■ **Task details**: Set the material down again exactly, line by line, skipping each picture.

■ **Data for processing**:
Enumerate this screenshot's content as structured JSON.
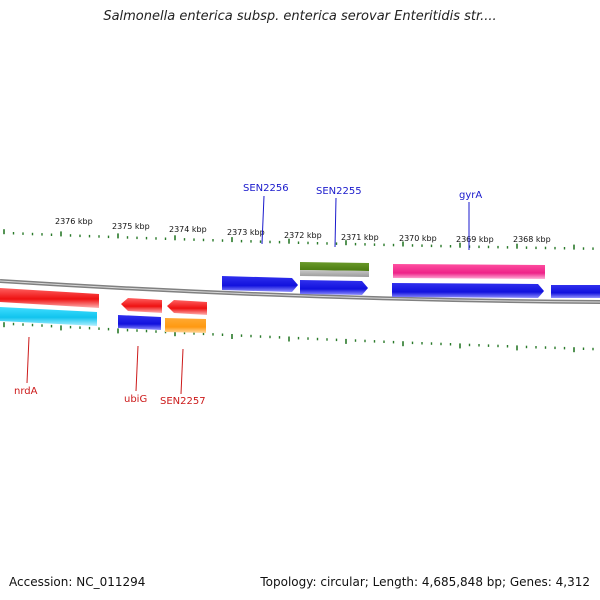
{
  "title": "Salmonella enterica subsp. enterica serovar Enteritidis str....",
  "footer": {
    "accession": "Accession: NC_011294",
    "summary": "Topology: circular; Length: 4,685,848 bp; Genes: 4,312"
  },
  "position_labels": [
    "2376 kbp",
    "2375 kbp",
    "2374 kbp",
    "2373 kbp",
    "2372 kbp",
    "2371 kbp",
    "2370 kbp",
    "2369 kbp",
    "2368 kbp"
  ],
  "gene_labels": {
    "top": [
      "SEN2256",
      "SEN2255",
      "gyrA"
    ],
    "bottom": [
      "nrdA",
      "ubiG",
      "SEN2257"
    ]
  },
  "colors": {
    "forward_label": "#1a1acc",
    "reverse_label": "#cc1a1a",
    "tick": "#2a7a2a",
    "backbone": "#808080",
    "red": "#ee1111",
    "cyan": "#11c4ee",
    "blue": "#1111dd",
    "orange": "#ff9911",
    "green": "#5a8a1a",
    "gray": "#aaaaaa",
    "pink": "#ee2288"
  }
}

■ **Worked solution**:
Enumerate this screenshot's content as structured JSON.
{
  "title": "Salmonella enterica subsp. enterica serovar Enteritidis str....",
  "footer": {
    "accession": "Accession: NC_011294",
    "summary": "Topology: circular; Length: 4,685,848 bp; Genes: 4,312"
  },
  "position_labels": [
    "2376 kbp",
    "2375 kbp",
    "2374 kbp",
    "2373 kbp",
    "2372 kbp",
    "2371 kbp",
    "2370 kbp",
    "2369 kbp",
    "2368 kbp"
  ],
  "gene_labels": {
    "top": [
      "SEN2256",
      "SEN2255",
      "gyrA"
    ],
    "bottom": [
      "nrdA",
      "ubiG",
      "SEN2257"
    ]
  },
  "colors": {
    "forward_label": "#1a1acc",
    "reverse_label": "#cc1a1a",
    "tick": "#2a7a2a",
    "backbone": "#808080",
    "red": "#ee1111",
    "cyan": "#11c4ee",
    "blue": "#1111dd",
    "orange": "#ff9911",
    "green": "#5a8a1a",
    "gray": "#aaaaaa",
    "pink": "#ee2288"
  }
}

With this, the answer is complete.